Material for this exercise >>
BEGIN

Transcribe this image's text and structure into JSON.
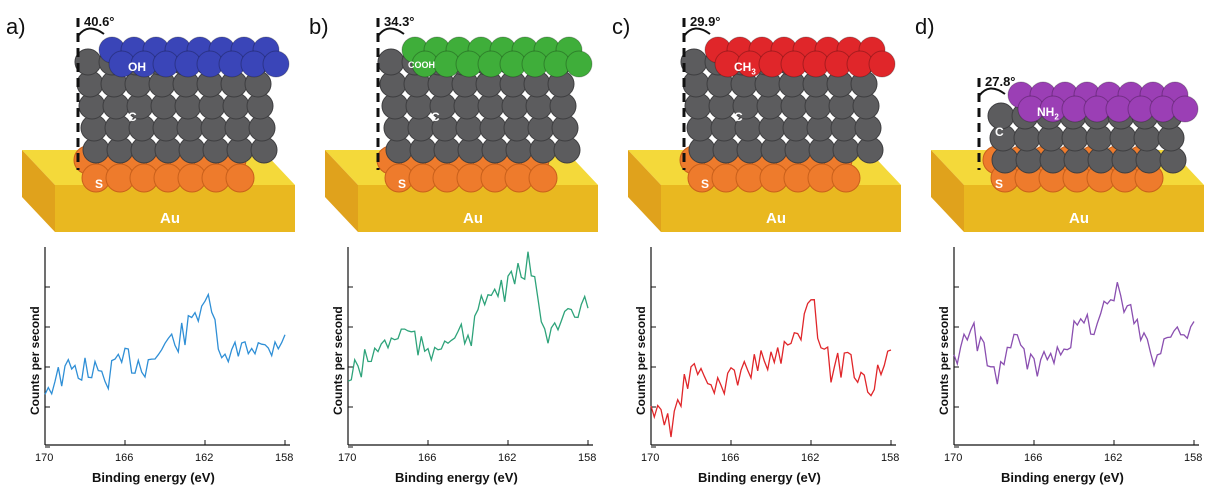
{
  "panels": [
    {
      "letter": "a)",
      "angle": "40.6°",
      "group": "OH",
      "carbon": "C",
      "sulfur": "S",
      "substrate": "Au",
      "color": "#3a45b8",
      "rows": 1,
      "ylabel": "Counts per second",
      "xlabel": "Binding energy (eV)",
      "ticks": [
        "170",
        "166",
        "162",
        "158"
      ]
    },
    {
      "letter": "b)",
      "angle": "34.3°",
      "group": "COOH",
      "carbon": "C",
      "sulfur": "S",
      "substrate": "Au",
      "color": "#3fae3a",
      "rows": 1,
      "ylabel": "Counts per second",
      "xlabel": "Binding energy (eV)",
      "ticks": [
        "170",
        "166",
        "162",
        "158"
      ]
    },
    {
      "letter": "c)",
      "angle": "29.9°",
      "group": "CH",
      "group_sub": "3",
      "carbon": "C",
      "sulfur": "S",
      "substrate": "Au",
      "color": "#e0262a",
      "rows": 1,
      "ylabel": "Counts per second",
      "xlabel": "Binding energy (eV)",
      "ticks": [
        "170",
        "166",
        "162",
        "158"
      ]
    },
    {
      "letter": "d)",
      "angle": "27.8°",
      "group": "NH",
      "group_sub": "2",
      "carbon": "C",
      "sulfur": "S",
      "substrate": "Au",
      "color": "#9b3fb5",
      "rows": 1,
      "ylabel": "Counts per second",
      "xlabel": "Binding energy (eV)",
      "ticks": [
        "170",
        "166",
        "162",
        "158"
      ]
    }
  ],
  "chart_data": [
    {
      "type": "line",
      "xlabel": "Binding energy (eV)",
      "ylabel": "Counts per second",
      "xlim": [
        170,
        158
      ],
      "color": "#2f8fd6",
      "x": [
        170,
        169,
        168,
        167,
        166,
        165,
        164,
        163,
        162,
        161,
        160,
        159,
        158
      ],
      "values": [
        0.3,
        0.38,
        0.4,
        0.35,
        0.45,
        0.42,
        0.52,
        0.58,
        0.78,
        0.42,
        0.55,
        0.5,
        0.58
      ]
    },
    {
      "type": "line",
      "xlabel": "Binding energy (eV)",
      "ylabel": "Counts per second",
      "xlim": [
        170,
        158
      ],
      "color": "#2ea37a",
      "x": [
        170,
        169,
        168,
        167,
        166,
        165,
        164,
        163,
        162,
        161,
        160,
        159,
        158
      ],
      "values": [
        0.35,
        0.45,
        0.55,
        0.6,
        0.45,
        0.6,
        0.55,
        0.8,
        0.82,
        0.95,
        0.6,
        0.65,
        0.72
      ]
    },
    {
      "type": "line",
      "xlabel": "Binding energy (eV)",
      "ylabel": "Counts per second",
      "xlim": [
        170,
        158
      ],
      "color": "#e0262a",
      "x": [
        170,
        169,
        168,
        167,
        166,
        165,
        164,
        163,
        162,
        161,
        160,
        159,
        158
      ],
      "values": [
        0.2,
        0.1,
        0.4,
        0.3,
        0.35,
        0.42,
        0.45,
        0.5,
        0.75,
        0.4,
        0.45,
        0.3,
        0.5
      ]
    },
    {
      "type": "line",
      "xlabel": "Binding energy (eV)",
      "ylabel": "Counts per second",
      "xlim": [
        170,
        158
      ],
      "color": "#8a4fb0",
      "x": [
        170,
        169,
        168,
        167,
        166,
        165,
        164,
        163,
        162,
        161,
        160,
        159,
        158
      ],
      "values": [
        0.45,
        0.6,
        0.35,
        0.55,
        0.4,
        0.5,
        0.6,
        0.65,
        0.8,
        0.7,
        0.45,
        0.6,
        0.65
      ]
    }
  ]
}
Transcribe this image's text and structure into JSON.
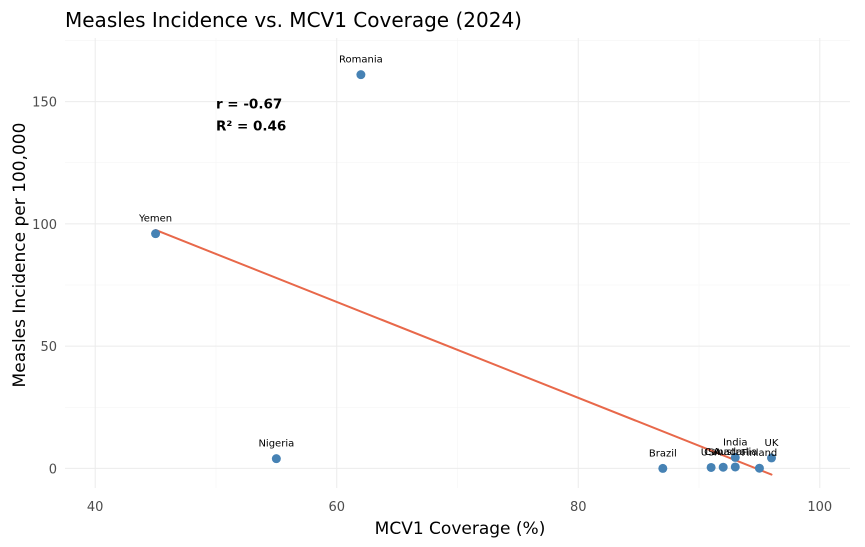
{
  "chart_data": {
    "type": "scatter",
    "title": "Measles Incidence vs. MCV1 Coverage (2024)",
    "xlabel": "MCV1 Coverage (%)",
    "ylabel": "Measles Incidence per 100,000",
    "xlim": [
      37.5,
      102.5
    ],
    "ylim": [
      -8,
      176
    ],
    "x_ticks": [
      40,
      60,
      80,
      100
    ],
    "y_ticks": [
      0,
      50,
      100,
      150
    ],
    "grid": true,
    "points": [
      {
        "label": "Romania",
        "x": 62,
        "y": 161
      },
      {
        "label": "Yemen",
        "x": 45,
        "y": 96
      },
      {
        "label": "Nigeria",
        "x": 55,
        "y": 4
      },
      {
        "label": "Brazil",
        "x": 87,
        "y": 0
      },
      {
        "label": "USA",
        "x": 91,
        "y": 0.4
      },
      {
        "label": "Canada",
        "x": 92,
        "y": 0.5
      },
      {
        "label": "Australia",
        "x": 93,
        "y": 0.6
      },
      {
        "label": "India",
        "x": 93,
        "y": 4.5
      },
      {
        "label": "Finland",
        "x": 95,
        "y": 0.1
      },
      {
        "label": "UK",
        "x": 96,
        "y": 4.3
      }
    ],
    "trendline": {
      "x": [
        45,
        96
      ],
      "y": [
        97.5,
        -2.5
      ]
    },
    "annotations": [
      "r = -0.67",
      "R² = 0.46"
    ],
    "colors": {
      "point": "#4682b4",
      "trendline": "#e8684a"
    }
  }
}
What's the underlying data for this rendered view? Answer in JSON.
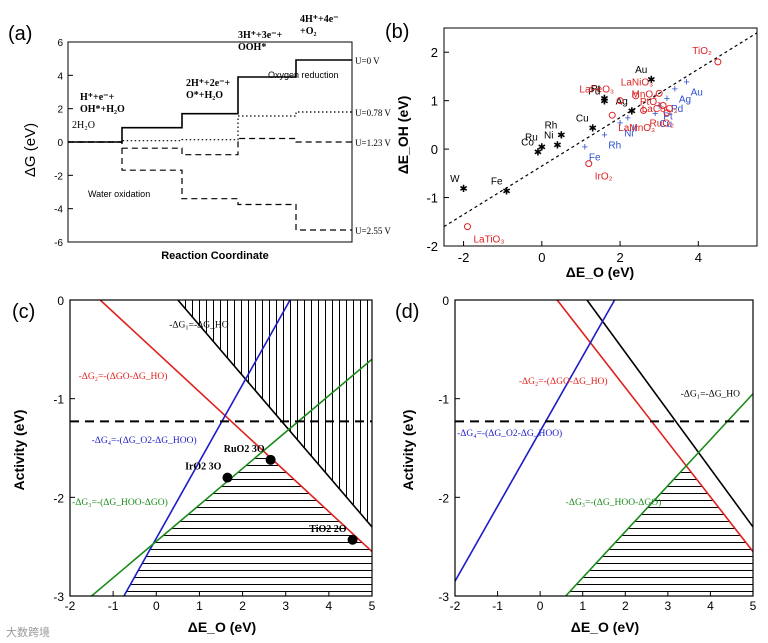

END

What you have to do >> Select every line in the records above that contains the word "Coverage".

Worked solution >>
    "title": "Measles Incidence vs. MCV1 Coverage (2024)",
    "xlabel": "MCV1 Coverage (%)",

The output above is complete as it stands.